PROBLEM REQUIREMENTS: In the blog post about Sen. Phil Gramm, change "housing market" to "real estate market" and write out the passage starting with "Ahhh, the smell" and going on through "finance a home!".

SOURCE DOCUMENT:
Irony abounds....
Sat Jul 12, 2008 at 10:57:18 PM PDT
Cross-posted at South Shore Progressive
"Mental recession."
"Nation of whiners."
Sen. Phil Gramm uttered those contemptible sentiments this week.
Ahhh, the smell of irony during election season.....
It's especially ironic from where I sit, since most of my working life has been centered around the mortgage industry. I'm in the unenviable position of watching the housing market implode, watching my property value drop virtually every day, and earning my living by helping other folks finance a home!
So, to hear those words from the mouth of the very person who was instrumental in engineering this mess (among others) to feather his own nest is beyond belief.
Gramm’s role in the swift and dramatic recent restructuring of the nation’s investment houses and practices didn’t stop there.
A year after the Gramm-Leach-Bliley Act repealed the old regulations, Swiss Bank UBS gobbled up brokerage house Paine Weber. Two years later, Gramm settled in as a vice chairman of UBS’s new investment banking arm.
Later, he became a major player in its government affairs operation. According to federal lobbying disclosure records, Gramm lobbied Congress, the Federal Reserve and the Treasury Department about banking and mortgage issues in 2005 and 2006.
During those years, the mortgage industry pressed Congress to roll back strong state rules that sought to stem the rise of predatory tactics used by lenders and brokers to place homeowners in high-cost mortgages. [Ed: emphasis mine]
Source: McCain Guru Linked to Subprime Crisis
Gramm was one of the major players in aggressively removing regulations keeping predatory lending in check. And now, as co-chair of the McCain campaign, is actively helping structure the Republican Party's economic agenda. Although Gramm has been shuffled off center-stage, he has not been cut loose from the campaign – despite McCain's disavowals of Gramm's words. You can bet your last dollar that should the White House again go to the Republicans (just typing that hurts...), that Gramm will again be a key player in undercutting what little is left of our literal foundations.

EXCERPTED RECORDS:
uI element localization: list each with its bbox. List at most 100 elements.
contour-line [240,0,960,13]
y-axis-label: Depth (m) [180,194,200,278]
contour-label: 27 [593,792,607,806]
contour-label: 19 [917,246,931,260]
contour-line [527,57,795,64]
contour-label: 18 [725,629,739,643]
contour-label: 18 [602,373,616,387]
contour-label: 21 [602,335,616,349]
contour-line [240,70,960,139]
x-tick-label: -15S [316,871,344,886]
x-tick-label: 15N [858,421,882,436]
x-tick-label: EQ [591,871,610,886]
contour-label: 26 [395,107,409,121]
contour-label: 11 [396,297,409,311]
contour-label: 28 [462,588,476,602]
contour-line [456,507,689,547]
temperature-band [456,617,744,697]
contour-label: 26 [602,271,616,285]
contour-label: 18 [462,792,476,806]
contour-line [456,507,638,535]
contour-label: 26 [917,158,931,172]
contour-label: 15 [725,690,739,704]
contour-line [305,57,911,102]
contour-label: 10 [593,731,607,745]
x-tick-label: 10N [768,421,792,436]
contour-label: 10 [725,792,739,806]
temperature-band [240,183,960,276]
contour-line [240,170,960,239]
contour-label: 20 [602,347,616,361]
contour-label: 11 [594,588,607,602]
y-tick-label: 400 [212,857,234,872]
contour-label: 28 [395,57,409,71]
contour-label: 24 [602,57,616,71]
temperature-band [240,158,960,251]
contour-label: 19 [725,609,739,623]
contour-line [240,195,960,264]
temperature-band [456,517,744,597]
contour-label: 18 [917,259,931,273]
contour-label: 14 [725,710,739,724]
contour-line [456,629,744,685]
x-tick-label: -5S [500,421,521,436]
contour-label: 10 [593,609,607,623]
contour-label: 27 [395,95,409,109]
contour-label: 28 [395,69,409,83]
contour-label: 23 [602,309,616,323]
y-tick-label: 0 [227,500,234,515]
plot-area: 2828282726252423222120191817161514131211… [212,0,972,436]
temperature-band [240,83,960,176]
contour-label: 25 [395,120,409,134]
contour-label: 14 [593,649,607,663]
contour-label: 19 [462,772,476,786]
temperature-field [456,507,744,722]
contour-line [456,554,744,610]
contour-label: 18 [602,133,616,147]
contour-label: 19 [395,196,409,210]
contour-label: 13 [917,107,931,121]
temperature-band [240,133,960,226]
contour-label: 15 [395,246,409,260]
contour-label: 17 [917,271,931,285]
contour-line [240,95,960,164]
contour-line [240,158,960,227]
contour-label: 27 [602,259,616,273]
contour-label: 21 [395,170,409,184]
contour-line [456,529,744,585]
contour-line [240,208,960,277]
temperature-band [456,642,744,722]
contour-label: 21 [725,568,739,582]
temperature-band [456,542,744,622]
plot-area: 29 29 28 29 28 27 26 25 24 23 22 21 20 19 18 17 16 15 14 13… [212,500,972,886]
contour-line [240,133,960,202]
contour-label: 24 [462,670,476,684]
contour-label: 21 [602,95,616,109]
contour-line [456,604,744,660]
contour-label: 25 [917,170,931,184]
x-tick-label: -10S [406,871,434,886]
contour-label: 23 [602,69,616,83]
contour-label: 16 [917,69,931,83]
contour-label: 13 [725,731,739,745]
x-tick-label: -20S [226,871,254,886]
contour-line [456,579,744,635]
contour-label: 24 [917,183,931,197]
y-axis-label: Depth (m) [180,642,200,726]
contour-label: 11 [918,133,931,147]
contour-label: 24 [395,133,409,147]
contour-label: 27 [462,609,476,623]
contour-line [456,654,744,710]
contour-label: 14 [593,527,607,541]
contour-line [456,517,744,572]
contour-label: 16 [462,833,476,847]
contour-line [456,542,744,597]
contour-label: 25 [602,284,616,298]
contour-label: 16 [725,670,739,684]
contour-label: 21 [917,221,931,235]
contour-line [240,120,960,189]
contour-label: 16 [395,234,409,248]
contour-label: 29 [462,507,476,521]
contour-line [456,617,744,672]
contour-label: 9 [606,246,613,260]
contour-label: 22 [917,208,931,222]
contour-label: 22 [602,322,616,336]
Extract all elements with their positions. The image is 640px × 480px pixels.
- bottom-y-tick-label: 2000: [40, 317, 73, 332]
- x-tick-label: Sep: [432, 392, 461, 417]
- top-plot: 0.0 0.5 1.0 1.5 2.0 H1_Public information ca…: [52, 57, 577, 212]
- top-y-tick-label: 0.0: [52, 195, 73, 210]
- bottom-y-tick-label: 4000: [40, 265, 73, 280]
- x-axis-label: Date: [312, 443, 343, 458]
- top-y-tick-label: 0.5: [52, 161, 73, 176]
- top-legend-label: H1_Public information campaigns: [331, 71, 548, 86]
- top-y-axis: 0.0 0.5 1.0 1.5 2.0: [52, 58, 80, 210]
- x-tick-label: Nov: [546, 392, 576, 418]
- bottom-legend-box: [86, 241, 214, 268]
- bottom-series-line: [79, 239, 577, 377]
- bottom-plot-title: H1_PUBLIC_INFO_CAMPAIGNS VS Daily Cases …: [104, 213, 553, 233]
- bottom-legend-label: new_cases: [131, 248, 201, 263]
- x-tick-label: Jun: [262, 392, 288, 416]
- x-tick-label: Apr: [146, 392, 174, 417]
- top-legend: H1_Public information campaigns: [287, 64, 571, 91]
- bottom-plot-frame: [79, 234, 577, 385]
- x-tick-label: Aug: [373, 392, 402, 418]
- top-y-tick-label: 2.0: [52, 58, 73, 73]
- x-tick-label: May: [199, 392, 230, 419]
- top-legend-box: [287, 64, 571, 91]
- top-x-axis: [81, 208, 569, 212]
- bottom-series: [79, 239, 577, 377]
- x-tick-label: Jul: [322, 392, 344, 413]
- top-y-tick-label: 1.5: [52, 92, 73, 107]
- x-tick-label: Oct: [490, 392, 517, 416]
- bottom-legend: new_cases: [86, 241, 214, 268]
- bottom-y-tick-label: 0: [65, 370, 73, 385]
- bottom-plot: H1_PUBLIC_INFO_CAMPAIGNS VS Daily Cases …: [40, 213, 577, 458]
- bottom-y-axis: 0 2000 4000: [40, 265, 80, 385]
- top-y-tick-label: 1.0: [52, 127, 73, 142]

COMPLETED TASK:
Ahhh, the smell of irony during election season.....
It's especially ironic from where I sit, since most of my working life has been centered around the mortgage industry. I'm in the unenviable position of watching the real estate market implode, watching my property value drop virtually every day, and earning my living by helping other folks finance a home!